TASK INSTRUCTIONS:
Which lines hold the word "питания"? Copy each of them from the material.
┌──
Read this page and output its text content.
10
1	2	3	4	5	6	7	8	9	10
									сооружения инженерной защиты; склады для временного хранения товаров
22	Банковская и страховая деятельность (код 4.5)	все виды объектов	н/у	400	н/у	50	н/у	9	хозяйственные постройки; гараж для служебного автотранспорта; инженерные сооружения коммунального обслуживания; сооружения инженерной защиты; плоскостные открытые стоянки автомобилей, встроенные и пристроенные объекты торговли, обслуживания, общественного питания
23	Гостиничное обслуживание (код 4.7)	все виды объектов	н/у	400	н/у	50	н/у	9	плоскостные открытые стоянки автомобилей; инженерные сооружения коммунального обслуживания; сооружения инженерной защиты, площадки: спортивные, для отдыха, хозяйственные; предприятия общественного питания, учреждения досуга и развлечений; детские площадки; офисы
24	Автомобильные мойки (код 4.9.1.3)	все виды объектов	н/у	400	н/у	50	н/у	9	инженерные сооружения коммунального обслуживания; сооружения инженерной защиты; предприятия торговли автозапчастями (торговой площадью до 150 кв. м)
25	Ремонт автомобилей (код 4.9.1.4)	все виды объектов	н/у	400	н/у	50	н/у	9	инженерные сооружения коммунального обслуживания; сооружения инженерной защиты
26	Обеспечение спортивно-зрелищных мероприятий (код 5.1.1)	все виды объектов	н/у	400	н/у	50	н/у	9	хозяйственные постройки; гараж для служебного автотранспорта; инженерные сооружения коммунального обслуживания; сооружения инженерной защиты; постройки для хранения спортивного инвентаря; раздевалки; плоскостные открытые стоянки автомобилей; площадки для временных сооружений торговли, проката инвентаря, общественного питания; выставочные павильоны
└──
THE OUTPUT:
22	Банковская и страховая деятельность (код 4.5)	все виды объектов	н/у	400	н/у	50	н/у	9	хозяйственные постройки; гараж для служебного автотранспорта; инженерные сооружения коммунального обслуживания; сооружения инженерной защиты; плоскостные открытые стоянки автомобилей, встроенные и пристроенные объекты торговли, обслуживания, общественного питания
23	Гостиничное обслуживание (код 4.7)	все виды объектов	н/у	400	н/у	50	н/у	9	плоскостные открытые стоянки автомобилей; инженерные сооружения коммунального обслуживания; сооружения инженерной защиты, площадки: спортивные, для отдыха, хозяйственные; предприятия общественного питания, учреждения досуга и развлечений; детские площадки; офисы
26	Обеспечение спортивно-зрелищных мероприятий (код 5.1.1)	все виды объектов	н/у	400	н/у	50	н/у	9	хозяйственные постройки; гараж для служебного автотранспорта; инженерные сооружения коммунального обслуживания; сооружения инженерной защиты; постройки для хранения спортивного инвентаря; раздевалки; плоскостные открытые стоянки автомобилей; площадки для временных сооружений торговли, проката инвентаря, общественного питания; выставочные павильоны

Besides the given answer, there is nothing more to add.